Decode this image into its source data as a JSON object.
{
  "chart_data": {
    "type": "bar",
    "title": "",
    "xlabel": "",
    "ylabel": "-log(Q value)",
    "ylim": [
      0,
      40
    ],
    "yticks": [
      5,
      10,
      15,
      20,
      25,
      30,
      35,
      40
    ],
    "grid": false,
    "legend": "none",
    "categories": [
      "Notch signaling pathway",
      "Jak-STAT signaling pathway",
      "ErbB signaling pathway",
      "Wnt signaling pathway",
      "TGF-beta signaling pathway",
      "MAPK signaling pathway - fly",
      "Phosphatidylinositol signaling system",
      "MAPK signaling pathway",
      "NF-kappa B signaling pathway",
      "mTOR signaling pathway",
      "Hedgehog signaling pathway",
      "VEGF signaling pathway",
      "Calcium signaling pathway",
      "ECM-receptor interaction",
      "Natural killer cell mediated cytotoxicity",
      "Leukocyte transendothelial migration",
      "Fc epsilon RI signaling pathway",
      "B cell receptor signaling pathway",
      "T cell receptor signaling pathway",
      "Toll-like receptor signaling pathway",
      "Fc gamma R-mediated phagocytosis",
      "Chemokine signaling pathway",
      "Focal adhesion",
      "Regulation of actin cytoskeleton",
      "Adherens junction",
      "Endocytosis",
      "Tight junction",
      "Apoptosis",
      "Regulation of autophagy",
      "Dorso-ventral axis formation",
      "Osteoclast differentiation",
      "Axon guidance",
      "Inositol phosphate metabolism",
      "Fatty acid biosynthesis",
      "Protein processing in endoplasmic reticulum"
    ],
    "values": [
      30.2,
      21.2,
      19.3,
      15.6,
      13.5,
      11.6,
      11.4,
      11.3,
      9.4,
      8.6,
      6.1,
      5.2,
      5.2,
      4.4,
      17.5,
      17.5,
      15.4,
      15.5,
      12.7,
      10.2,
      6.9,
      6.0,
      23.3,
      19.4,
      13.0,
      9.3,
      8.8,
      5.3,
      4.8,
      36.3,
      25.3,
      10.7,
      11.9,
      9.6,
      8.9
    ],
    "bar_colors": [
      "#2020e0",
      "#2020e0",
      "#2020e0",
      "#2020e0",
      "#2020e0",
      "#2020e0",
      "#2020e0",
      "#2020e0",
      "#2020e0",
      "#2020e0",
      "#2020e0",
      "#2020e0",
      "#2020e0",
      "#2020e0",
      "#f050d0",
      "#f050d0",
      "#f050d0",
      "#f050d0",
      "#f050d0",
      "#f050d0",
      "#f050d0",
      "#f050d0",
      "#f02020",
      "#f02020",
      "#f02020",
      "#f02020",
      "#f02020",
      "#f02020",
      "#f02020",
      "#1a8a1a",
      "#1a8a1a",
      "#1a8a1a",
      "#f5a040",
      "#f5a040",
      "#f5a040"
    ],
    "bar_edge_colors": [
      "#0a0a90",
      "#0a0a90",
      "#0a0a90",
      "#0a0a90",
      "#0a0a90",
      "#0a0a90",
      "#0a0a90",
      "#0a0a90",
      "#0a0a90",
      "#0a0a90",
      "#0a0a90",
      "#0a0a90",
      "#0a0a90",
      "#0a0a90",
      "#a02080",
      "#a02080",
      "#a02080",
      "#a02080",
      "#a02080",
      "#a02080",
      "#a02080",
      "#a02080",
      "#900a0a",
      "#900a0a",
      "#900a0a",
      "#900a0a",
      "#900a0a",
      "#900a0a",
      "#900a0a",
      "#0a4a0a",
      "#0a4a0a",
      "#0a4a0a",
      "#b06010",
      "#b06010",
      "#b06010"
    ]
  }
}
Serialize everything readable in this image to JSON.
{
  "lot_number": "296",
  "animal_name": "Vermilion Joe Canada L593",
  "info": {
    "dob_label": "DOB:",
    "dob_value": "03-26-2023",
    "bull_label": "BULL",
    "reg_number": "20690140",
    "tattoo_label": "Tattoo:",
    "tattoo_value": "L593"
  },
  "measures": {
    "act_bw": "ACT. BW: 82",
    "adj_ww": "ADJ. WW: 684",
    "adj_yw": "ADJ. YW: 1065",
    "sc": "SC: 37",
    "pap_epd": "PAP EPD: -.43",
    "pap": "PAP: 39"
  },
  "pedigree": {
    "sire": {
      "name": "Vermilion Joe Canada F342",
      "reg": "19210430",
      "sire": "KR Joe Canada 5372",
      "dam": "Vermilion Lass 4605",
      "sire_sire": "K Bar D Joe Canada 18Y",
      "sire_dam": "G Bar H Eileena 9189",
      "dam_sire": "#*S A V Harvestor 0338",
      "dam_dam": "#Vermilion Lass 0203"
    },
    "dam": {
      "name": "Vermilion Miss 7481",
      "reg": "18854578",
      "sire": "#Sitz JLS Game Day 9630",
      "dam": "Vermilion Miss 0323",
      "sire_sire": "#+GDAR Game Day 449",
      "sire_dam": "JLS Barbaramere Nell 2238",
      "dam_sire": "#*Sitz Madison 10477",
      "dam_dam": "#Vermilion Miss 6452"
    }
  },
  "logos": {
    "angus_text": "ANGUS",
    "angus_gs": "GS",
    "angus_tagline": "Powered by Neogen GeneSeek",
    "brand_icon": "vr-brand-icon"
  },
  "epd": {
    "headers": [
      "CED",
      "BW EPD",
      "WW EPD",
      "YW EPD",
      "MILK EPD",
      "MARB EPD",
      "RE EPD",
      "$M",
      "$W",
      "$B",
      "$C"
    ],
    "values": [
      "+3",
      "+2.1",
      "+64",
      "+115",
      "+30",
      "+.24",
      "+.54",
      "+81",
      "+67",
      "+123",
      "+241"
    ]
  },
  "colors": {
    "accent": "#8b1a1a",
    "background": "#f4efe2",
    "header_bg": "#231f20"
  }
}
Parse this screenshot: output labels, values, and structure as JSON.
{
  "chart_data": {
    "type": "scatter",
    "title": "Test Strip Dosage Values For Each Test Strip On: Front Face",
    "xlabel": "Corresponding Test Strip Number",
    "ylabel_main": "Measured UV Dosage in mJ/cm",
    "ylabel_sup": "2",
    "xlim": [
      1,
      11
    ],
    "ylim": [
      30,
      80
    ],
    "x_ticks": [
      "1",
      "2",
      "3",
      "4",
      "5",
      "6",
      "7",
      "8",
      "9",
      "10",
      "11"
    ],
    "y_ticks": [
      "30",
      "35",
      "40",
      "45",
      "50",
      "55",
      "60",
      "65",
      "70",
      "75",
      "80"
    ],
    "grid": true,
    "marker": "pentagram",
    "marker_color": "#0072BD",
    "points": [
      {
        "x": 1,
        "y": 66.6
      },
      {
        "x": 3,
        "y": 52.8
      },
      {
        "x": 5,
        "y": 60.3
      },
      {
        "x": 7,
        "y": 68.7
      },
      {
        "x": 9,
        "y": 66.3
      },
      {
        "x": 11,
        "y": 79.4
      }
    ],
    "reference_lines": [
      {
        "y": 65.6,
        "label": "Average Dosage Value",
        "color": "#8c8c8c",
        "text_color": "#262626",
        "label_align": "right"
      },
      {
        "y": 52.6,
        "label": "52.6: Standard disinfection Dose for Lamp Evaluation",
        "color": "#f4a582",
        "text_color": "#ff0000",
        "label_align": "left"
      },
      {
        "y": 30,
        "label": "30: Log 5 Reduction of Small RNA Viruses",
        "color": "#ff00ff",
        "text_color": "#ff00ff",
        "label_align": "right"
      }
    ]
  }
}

■ **Problem to solve**: Write every line of the entries again, word for word.

■ **Answer for the task**:
Decode this image into its source data as a JSON object.
{
  "chart_data": {
    "type": "bar",
    "title": "",
    "xlabel": "",
    "ylabel": "-log(Q value)",
    "ylim": [
      0,
      40
    ],
    "yticks": [
      5,
      10,
      15,
      20,
      25,
      30,
      35,
      40
    ],
    "grid": false,
    "legend": "none",
    "categories": [
      "Notch signaling pathway",
      "Jak-STAT signaling pathway",
      "ErbB signaling pathway",
      "Wnt signaling pathway",
      "TGF-beta signaling pathway",
      "MAPK signaling pathway - fly",
      "Phosphatidylinositol signaling system",
      "MAPK signaling pathway",
      "NF-kappa B signaling pathway",
      "mTOR signaling pathway",
      "Hedgehog signaling pathway",
      "VEGF signaling pathway",
      "Calcium signaling pathway",
      "ECM-receptor interaction",
      "Natural killer cell mediated cytotoxicity",
      "Leukocyte transendothelial migration",
      "Fc epsilon RI signaling pathway",
      "B cell receptor signaling pathway",
      "T cell receptor signaling pathway",
      "Toll-like receptor signaling pathway",
      "Fc gamma R-mediated phagocytosis",
      "Chemokine signaling pathway",
      "Focal adhesion",
      "Regulation of actin cytoskeleton",
      "Adherens junction",
      "Endocytosis",
      "Tight junction",
      "Apoptosis",
      "Regulation of autophagy",
      "Dorso-ventral axis formation",
      "Osteoclast differentiation",
      "Axon guidance",
      "Inositol phosphate metabolism",
      "Fatty acid biosynthesis",
      "Protein processing in endoplasmic reticulum"
    ],
    "values": [
      30.2,
      21.2,
      19.3,
      15.6,
      13.5,
      11.6,
      11.4,
      11.3,
      9.4,
      8.6,
      6.1,
      5.2,
      5.2,
      4.4,
      17.5,
      17.5,
      15.4,
      15.5,
      12.7,
      10.2,
      6.9,
      6.0,
      23.3,
      19.4,
      13.0,
      9.3,
      8.8,
      5.3,
      4.8,
      36.3,
      25.3,
      10.7,
      11.9,
      9.6,
      8.9
    ],
    "bar_colors": [
      "#2020e0",
      "#2020e0",
      "#2020e0",
      "#2020e0",
      "#2020e0",
      "#2020e0",
      "#2020e0",
      "#2020e0",
      "#2020e0",
      "#2020e0",
      "#2020e0",
      "#2020e0",
      "#2020e0",
      "#2020e0",
      "#f050d0",
      "#f050d0",
      "#f050d0",
      "#f050d0",
      "#f050d0",
      "#f050d0",
      "#f050d0",
      "#f050d0",
      "#f02020",
      "#f02020",
      "#f02020",
      "#f02020",
      "#f02020",
      "#f02020",
      "#f02020",
      "#1a8a1a",
      "#1a8a1a",
      "#1a8a1a",
      "#f5a040",
      "#f5a040",
      "#f5a040"
    ],
    "bar_edge_colors": [
      "#0a0a90",
      "#0a0a90",
      "#0a0a90",
      "#0a0a90",
      "#0a0a90",
      "#0a0a90",
      "#0a0a90",
      "#0a0a90",
      "#0a0a90",
      "#0a0a90",
      "#0a0a90",
      "#0a0a90",
      "#0a0a90",
      "#0a0a90",
      "#a02080",
      "#a02080",
      "#a02080",
      "#a02080",
      "#a02080",
      "#a02080",
      "#a02080",
      "#a02080",
      "#900a0a",
      "#900a0a",
      "#900a0a",
      "#900a0a",
      "#900a0a",
      "#900a0a",
      "#900a0a",
      "#0a4a0a",
      "#0a4a0a",
      "#0a4a0a",
      "#b06010",
      "#b06010",
      "#b06010"
    ]
  }
}
Serialize everything readable in this image to JSON.
{
  "lot_number": "296",
  "animal_name": "Vermilion Joe Canada L593",
  "info": {
    "dob_label": "DOB:",
    "dob_value": "03-26-2023",
    "bull_label": "BULL",
    "reg_number": "20690140",
    "tattoo_label": "Tattoo:",
    "tattoo_value": "L593"
  },
  "measures": {
    "act_bw": "ACT. BW: 82",
    "adj_ww": "ADJ. WW: 684",
    "adj_yw": "ADJ. YW: 1065",
    "sc": "SC: 37",
    "pap_epd": "PAP EPD: -.43",
    "pap": "PAP: 39"
  },
  "pedigree": {
    "sire": {
      "name": "Vermilion Joe Canada F342",
      "reg": "19210430",
      "sire": "KR Joe Canada 5372",
      "dam": "Vermilion Lass 4605",
      "sire_sire": "K Bar D Joe Canada 18Y",
      "sire_dam": "G Bar H Eileena 9189",
      "dam_sire": "#*S A V Harvestor 0338",
      "dam_dam": "#Vermilion Lass 0203"
    },
    "dam": {
      "name": "Vermilion Miss 7481",
      "reg": "18854578",
      "sire": "#Sitz JLS Game Day 9630",
      "dam": "Vermilion Miss 0323",
      "sire_sire": "#+GDAR Game Day 449",
      "sire_dam": "JLS Barbaramere Nell 2238",
      "dam_sire": "#*Sitz Madison 10477",
      "dam_dam": "#Vermilion Miss 6452"
    }
  },
  "logos": {
    "angus_text": "ANGUS",
    "angus_gs": "GS",
    "angus_tagline": "Powered by Neogen GeneSeek",
    "brand_icon": "vr-brand-icon"
  },
  "epd": {
    "headers": [
      "CED",
      "BW EPD",
      "WW EPD",
      "YW EPD",
      "MILK EPD",
      "MARB EPD",
      "RE EPD",
      "$M",
      "$W",
      "$B",
      "$C"
    ],
    "values": [
      "+3",
      "+2.1",
      "+64",
      "+115",
      "+30",
      "+.24",
      "+.54",
      "+81",
      "+67",
      "+123",
      "+241"
    ]
  },
  "colors": {
    "accent": "#8b1a1a",
    "background": "#f4efe2",
    "header_bg": "#231f20"
  }
}
Parse this screenshot: output labels, values, and structure as JSON.
{
  "chart_data": {
    "type": "scatter",
    "title": "Test Strip Dosage Values For Each Test Strip On: Front Face",
    "xlabel": "Corresponding Test Strip Number",
    "ylabel_main": "Measured UV Dosage in mJ/cm",
    "ylabel_sup": "2",
    "xlim": [
      1,
      11
    ],
    "ylim": [
      30,
      80
    ],
    "x_ticks": [
      "1",
      "2",
      "3",
      "4",
      "5",
      "6",
      "7",
      "8",
      "9",
      "10",
      "11"
    ],
    "y_ticks": [
      "30",
      "35",
      "40",
      "45",
      "50",
      "55",
      "60",
      "65",
      "70",
      "75",
      "80"
    ],
    "grid": true,
    "marker": "pentagram",
    "marker_color": "#0072BD",
    "points": [
      {
        "x": 1,
        "y": 66.6
      },
      {
        "x": 3,
        "y": 52.8
      },
      {
        "x": 5,
        "y": 60.3
      },
      {
        "x": 7,
        "y": 68.7
      },
      {
        "x": 9,
        "y": 66.3
      },
      {
        "x": 11,
        "y": 79.4
      }
    ],
    "reference_lines": [
      {
        "y": 65.6,
        "label": "Average Dosage Value",
        "color": "#8c8c8c",
        "text_color": "#262626",
        "label_align": "right"
      },
      {
        "y": 52.6,
        "label": "52.6: Standard disinfection Dose for Lamp Evaluation",
        "color": "#f4a582",
        "text_color": "#ff0000",
        "label_align": "left"
      },
      {
        "y": 30,
        "label": "30: Log 5 Reduction of Small RNA Viruses",
        "color": "#ff00ff",
        "text_color": "#ff00ff",
        "label_align": "right"
      }
    ]
  }
}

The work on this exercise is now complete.